═════ Extrait fourni

Et en même temps, faut-il pour autant être d'accord sur tout ? Voilà ce que Paul nous dit : Je vous encourage, frères et sœurs, à tenir tous le même langage : qu'il n'y ait pas de divisions parmi vous ; soyez bien unis, dans la même pensée et dans le même dessein. Souvent, à travers ses lettres, Paul redira ces choses. Mais ailleurs justement il permet, il admet, il constate et encourage, qu'il y ait diverses manières de faire, et même diversité d'opinions. Que devons-nous comprendre, alors ?

Eh bien, c'est qu'il y a des choses principales, et des choses secondaires. Il y a des détails qui permettent à chacun et chacune de vivre mieux sa foi, et même peut-être des détails qui justifient qu'à un moment, ceux qui vivent mieux leur foi de la même manière constituent un groupe, et ceux qui la vivent mieux autrement en constituent un autre. Il faudra alors prendre garde à maintenir autrement que par ces détails-là la communion entre tous… et cela peut s’étendre ! Ne pouvons-nous vraiment pas tenir une communion entre tous au sein d'une société en regardant au-delà des détails ? Toujours plus facile à dire qu’à faire, je sais !

Mais la communion, l’unité, la réconciliation. C’est le cœur même de l’Evangile, et si nous déjà en tant que chrétiens nous ne sommes pas capable de le pratiquer alors à quoi sert notre foi ? Nous avons nos distinctions théologiques, sociétales, nous avons tous nos pratiques différentes, mais nous sommes pourtant capables de tous nous retrouver aujourd’hui. Faisable à 50 ? Faisable à des milliers ! Est-ce que j’exagère ? Peut-être ! Ou peut-être pas en fait, c’est la Bonne Nouvelle qui nous y invite !  

Ha, mais là, grande question : comment faire ? Paul nous dit qu’il faut que nous tenions tous le même langage, que nous soyons unis dans la même pensée.

J’ai une autre histoire à vous raconter.

══════════
═════ Données fournies

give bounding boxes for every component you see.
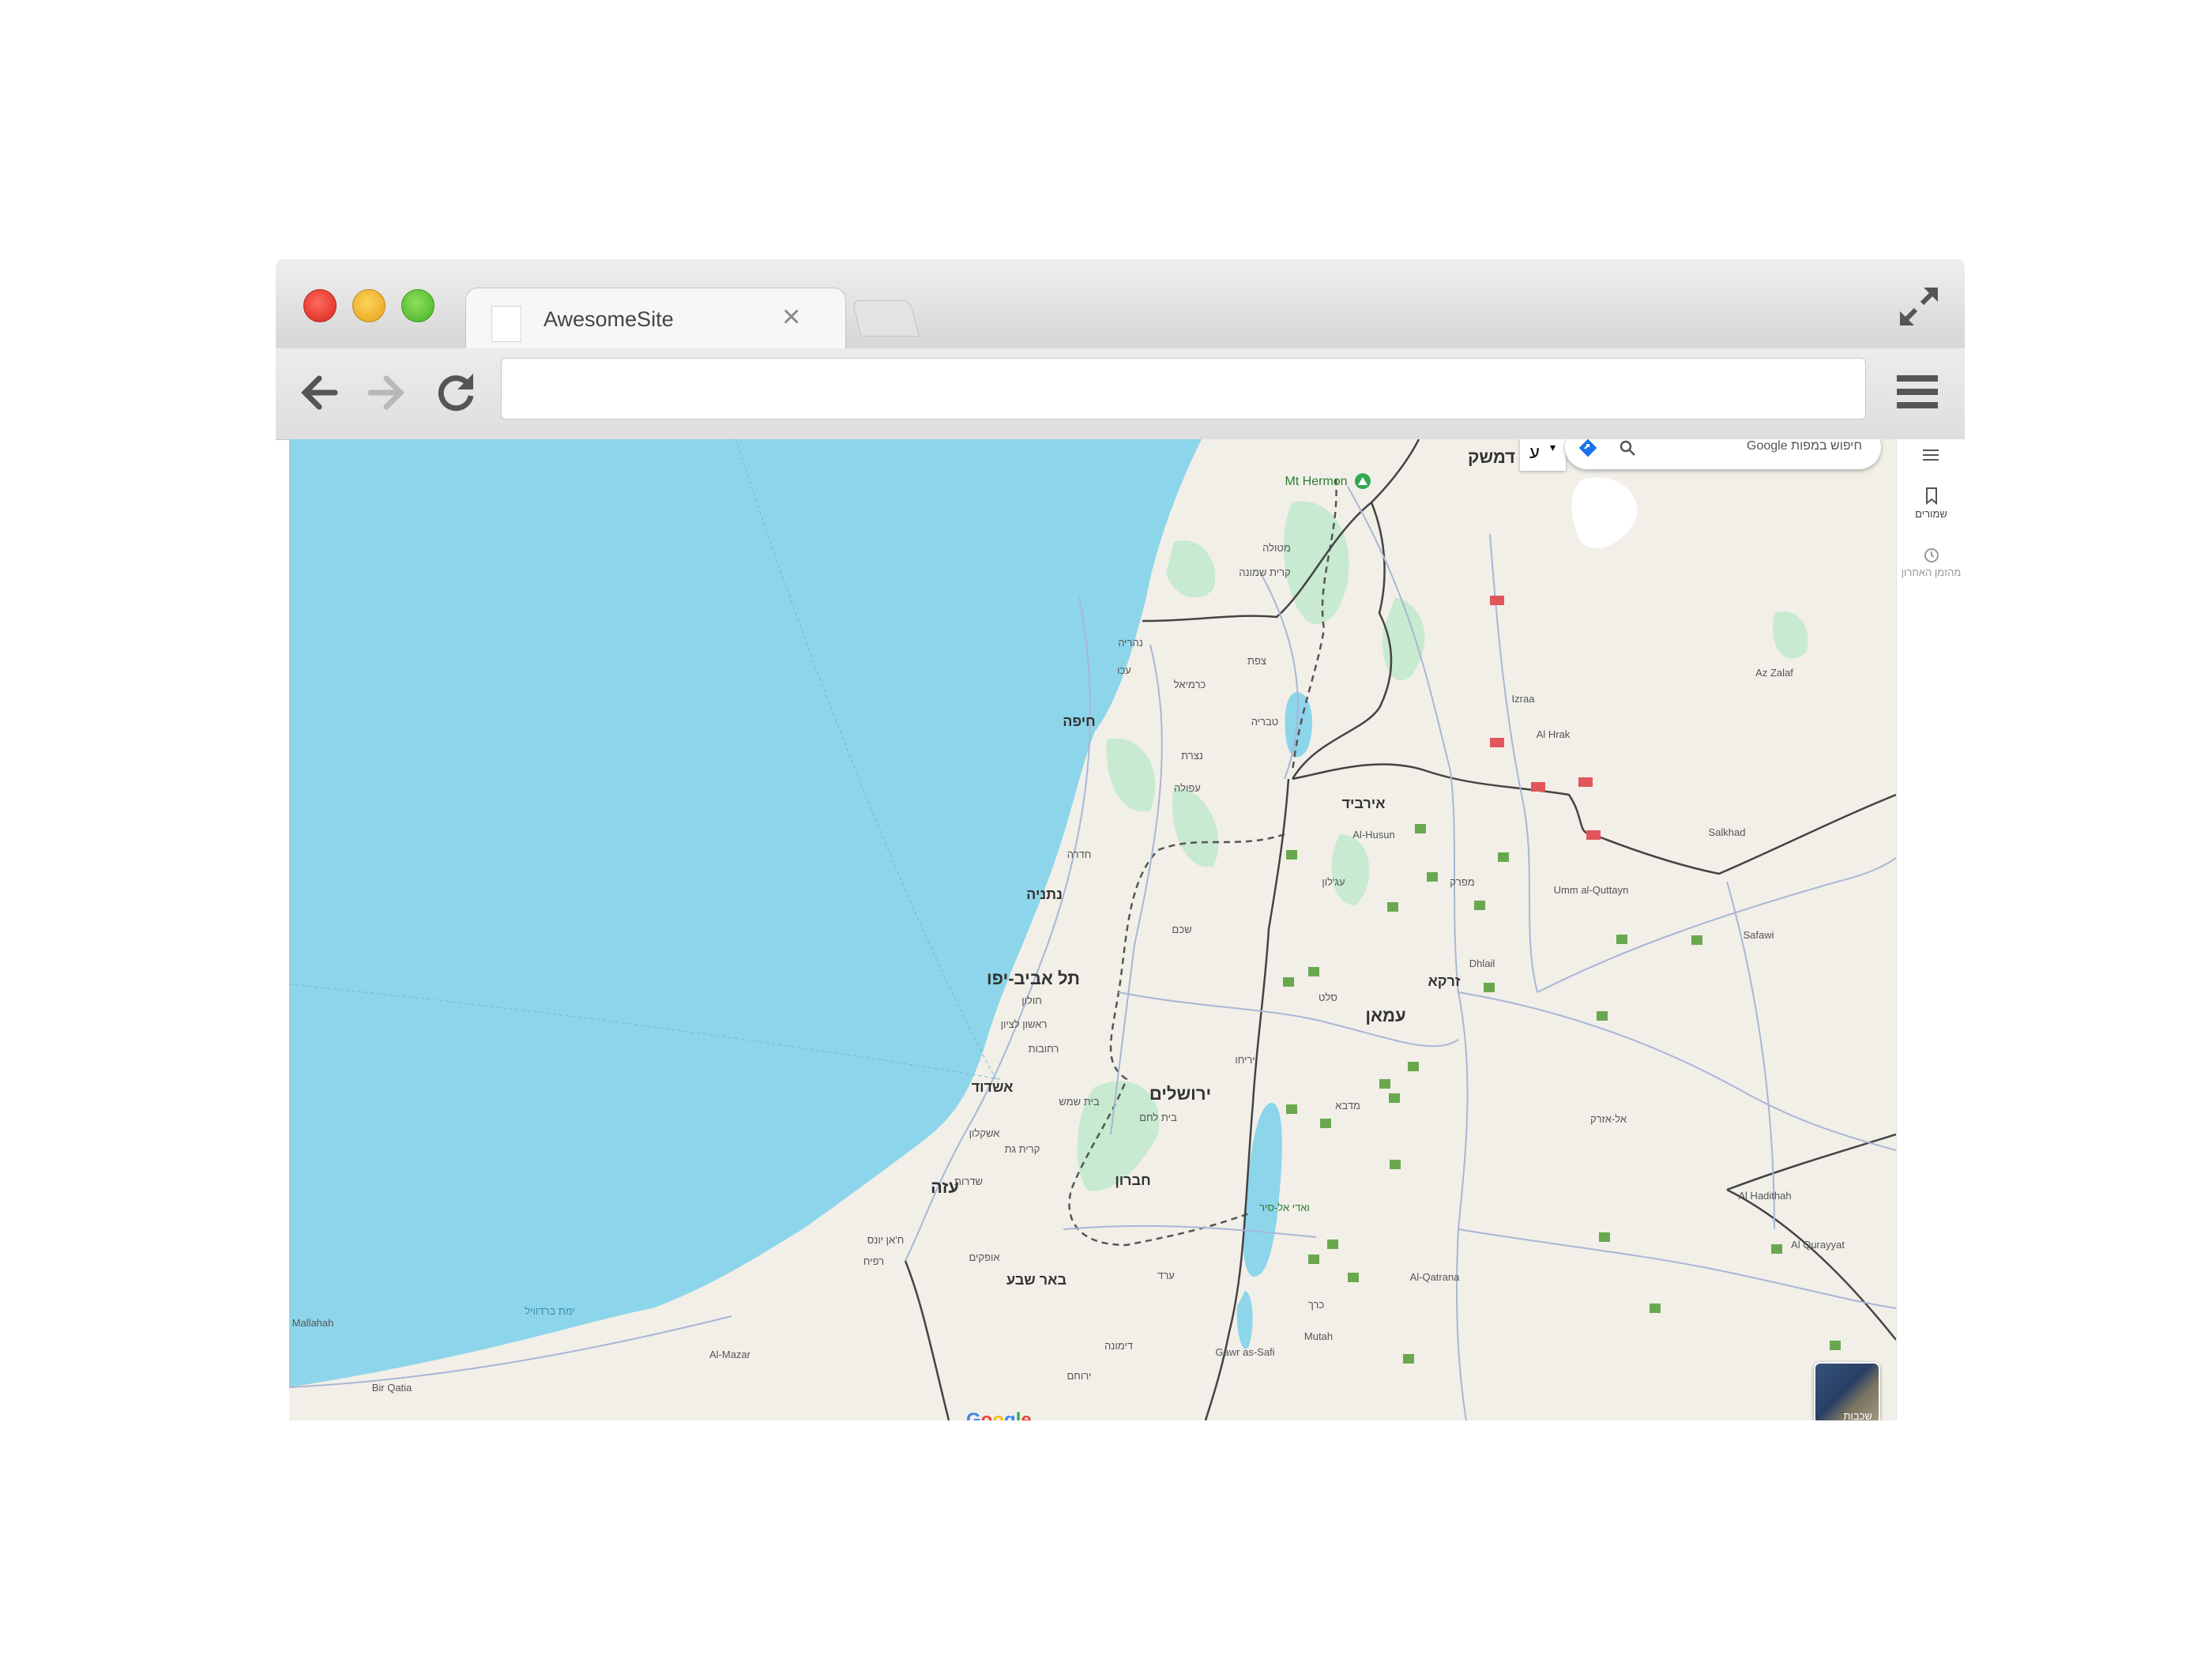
- svg-text:מטולה: מטולה: [1262, 542, 1291, 554]
- label-damascus: דמשק: [1468, 447, 1515, 467]
- google-logo: Google: [966, 1409, 1032, 1420]
- bookmark-icon: [1925, 487, 1937, 506]
- back-arrow-icon[interactable]: [295, 369, 343, 416]
- svg-text:Al-Qatrana: Al-Qatrana: [1410, 1271, 1461, 1283]
- browser-toolbar: [276, 348, 1965, 440]
- svg-text:Al Hadithah: Al Hadithah: [1738, 1190, 1791, 1202]
- svg-text:בית שמש: בית שמש: [1059, 1096, 1099, 1108]
- label-netanya: נתניה: [1026, 886, 1063, 902]
- maps-sidebar: שמורים מהזמן האחרון: [1896, 439, 1966, 1420]
- language-toggle[interactable]: ע ▾: [1520, 439, 1566, 471]
- svg-text:רחובות: רחובות: [1029, 1043, 1059, 1055]
- svg-text:אופקים: אופקים: [969, 1251, 999, 1263]
- svg-text:בית לחם: בית לחם: [1139, 1112, 1177, 1123]
- svg-text:עכו: עכו: [1117, 664, 1131, 676]
- close-window-button[interactable]: [303, 289, 337, 322]
- svg-text:מדבא: מדבא: [1335, 1100, 1360, 1112]
- svg-text:אל-אזרק: אל-אזרק: [1590, 1113, 1627, 1125]
- svg-text:Izraa: Izraa: [1512, 693, 1536, 705]
- browser-window: AwesomeSite × דמשק תל אביב-יפו ירושלים ע…: [276, 259, 1966, 1420]
- minimize-window-button[interactable]: [352, 289, 386, 322]
- label-haifa: חיפה: [1063, 713, 1096, 729]
- svg-text:ערד: ערד: [1157, 1270, 1175, 1281]
- svg-text:עפולה: עפולה: [1174, 782, 1201, 794]
- label-tel-aviv: תל אביב-יפו: [987, 969, 1080, 988]
- label-zarqa: זרקא: [1428, 973, 1461, 989]
- menu-icon[interactable]: [1921, 447, 1940, 463]
- svg-text:Gawr as-Safi: Gawr as-Safi: [1215, 1346, 1274, 1358]
- directions-icon[interactable]: [1578, 439, 1598, 458]
- svg-text:Safawi: Safawi: [1743, 929, 1774, 941]
- svg-text:ח'אן יונס: ח'אן יונס: [867, 1234, 905, 1246]
- svg-text:מפרק: מפרק: [1450, 876, 1474, 888]
- svg-text:נצרת: נצרת: [1181, 750, 1203, 762]
- svg-text:דימונה: דימונה: [1104, 1340, 1133, 1352]
- sidebar-item-label: שמורים: [1915, 508, 1947, 520]
- map-canvas[interactable]: דמשק תל אביב-יפו ירושלים עמאן עזה חיפה נ…: [289, 439, 1896, 1420]
- sidebar-item-recent[interactable]: מהזמן האחרון: [1897, 547, 1966, 578]
- svg-text:Dhlail: Dhlail: [1469, 957, 1495, 969]
- svg-text:Al-Husun: Al-Husun: [1352, 829, 1394, 841]
- search-placeholder: חיפוש במפות Google: [1747, 439, 1862, 453]
- label-beer-sheva: באר שבע: [1006, 1272, 1066, 1288]
- layers-button[interactable]: שכבות: [1814, 1362, 1880, 1420]
- svg-text:עג'לון: עג'לון: [1322, 876, 1345, 888]
- svg-text:טבריה: טבריה: [1251, 716, 1279, 728]
- address-bar[interactable]: [501, 358, 1866, 419]
- svg-text:Mallahah: Mallahah: [292, 1317, 334, 1329]
- label-irbid: אירביד: [1342, 796, 1386, 811]
- svg-text:נהריה: נהריה: [1118, 637, 1143, 649]
- svg-text:Mutah: Mutah: [1304, 1330, 1333, 1342]
- svg-text:כרך: כרך: [1308, 1299, 1325, 1311]
- svg-text:Al Hrak: Al Hrak: [1537, 728, 1571, 740]
- label-mt-hermon: Mt Hermon: [1285, 475, 1347, 488]
- svg-text:Salkhad: Salkhad: [1709, 826, 1746, 838]
- svg-text:Az Zalaf: Az Zalaf: [1755, 667, 1793, 679]
- svg-text:צפת: צפת: [1247, 655, 1266, 667]
- svg-text:Al-Mazar: Al-Mazar: [709, 1349, 751, 1360]
- svg-text:שכם: שכם: [1172, 924, 1191, 935]
- hamburger-menu-icon[interactable]: [1895, 372, 1939, 412]
- label-jerusalem: ירושלים: [1149, 1084, 1211, 1104]
- svg-text:סלט: סלט: [1319, 991, 1337, 1003]
- search-icon[interactable]: [1619, 439, 1636, 457]
- fullscreen-icon[interactable]: [1895, 283, 1943, 330]
- browser-tab[interactable]: AwesomeSite ×: [465, 288, 846, 350]
- tab-title: AwesomeSite: [544, 307, 674, 331]
- svg-text:כרמיאל: כרמיאל: [1174, 679, 1206, 690]
- sidebar-item-label: מהזמן האחרון: [1901, 566, 1962, 578]
- svg-text:שדרות: שדרות: [954, 1176, 983, 1187]
- svg-text:ראשון לציון: ראשון לציון: [1001, 1018, 1048, 1030]
- svg-text:ואדי אל-סיר: ואדי אל-סיר: [1259, 1202, 1310, 1213]
- svg-text:חולון: חולון: [1021, 995, 1042, 1006]
- forward-arrow-icon[interactable]: [363, 369, 410, 416]
- chevron-down-icon: ▾: [1550, 441, 1556, 453]
- svg-text:קרית שמונה: קרית שמונה: [1239, 566, 1290, 578]
- sidebar-item-saved[interactable]: שמורים: [1897, 487, 1966, 520]
- history-icon: [1924, 548, 1939, 562]
- svg-text:יריחו: יריחו: [1235, 1054, 1255, 1066]
- svg-text:Umm al-Quttayn: Umm al-Quttayn: [1554, 884, 1629, 896]
- new-tab-button[interactable]: [852, 300, 920, 337]
- zoom-window-button[interactable]: [401, 289, 434, 322]
- page-icon: [491, 306, 521, 342]
- svg-text:רפיח: רפיח: [863, 1255, 884, 1267]
- svg-text:ימת ברדוויל: ימת ברדוויל: [525, 1305, 575, 1317]
- tab-close-icon[interactable]: ×: [782, 299, 800, 335]
- svg-text:Al Qurayyat: Al Qurayyat: [1791, 1239, 1845, 1251]
- svg-text:קרית גת: קרית גת: [1005, 1143, 1040, 1155]
- svg-text:Bir Qatia: Bir Qatia: [372, 1382, 412, 1394]
- label-amman: עמאן: [1365, 1006, 1405, 1025]
- reload-icon[interactable]: [432, 369, 480, 416]
- svg-text:ירוחם: ירוחם: [1066, 1370, 1091, 1382]
- title-bar: AwesomeSite ×: [276, 259, 1965, 350]
- svg-text:אשקלון: אשקלון: [969, 1127, 1000, 1139]
- label-hebron: חברון: [1115, 1172, 1150, 1188]
- svg-text:חדרה: חדרה: [1067, 848, 1092, 860]
- label-ashdod: אשדוד: [972, 1079, 1014, 1095]
- map-search-box[interactable]: חיפוש במפות Google: [1565, 439, 1881, 469]
- layers-label: שכבות: [1843, 1410, 1872, 1420]
- map-image: דמשק תל אביב-יפו ירושלים עמאן עזה חיפה נ…: [289, 439, 1896, 1420]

══════════

• Énoncé 1:
Répondez à ces questions sur l'extrait fourni :
(a) Selon l'extrait, dans quelle pensée et dans quel dessein Paul encourage-t-il à être unis ?
(b) Quelles deux sortes de choses l'extrait distingue-t-il ?
(c) Qu'est-ce que l'extrait désigne comme « le cœur même de l'Evangile » ?
• Énoncé 2: Reproduisez à l'identique, dans le listing, tout ce qui va de la ligne contenant « - svg-text:מטולה: מטולה: [1262, 542, 1291, 554] » jusqu'à la ligne contenant « - maps-sidebar: שמורים », ces deux lignes comprises.

• Réponse correcte 1:
(a) Dans la même pensée et dans le même dessein.
(b) Des choses principales et des choses secondaires.
(c) La communion, l'unité, la réconciliation.

• Réponse correcte 2:
- svg-text:מטולה: מטולה: [1262, 542, 1291, 554]
- label-damascus: דמשק: [1468, 447, 1515, 467]
- google-logo: Google: [966, 1409, 1032, 1420]
- bookmark-icon: [1925, 487, 1937, 506]
- back-arrow-icon[interactable]: [295, 369, 343, 416]
- svg-text:Al-Qatrana: Al-Qatrana: [1410, 1271, 1461, 1283]
- browser-toolbar: [276, 348, 1965, 440]
- svg-text:Al Hadithah: Al Hadithah: [1738, 1190, 1791, 1202]
- svg-text:בית שמש: בית שמש: [1059, 1096, 1099, 1108]
- label-netanya: נתניה: [1026, 886, 1063, 902]
- maps-sidebar: שמורים מהזמן האחרון: [1896, 439, 1966, 1420]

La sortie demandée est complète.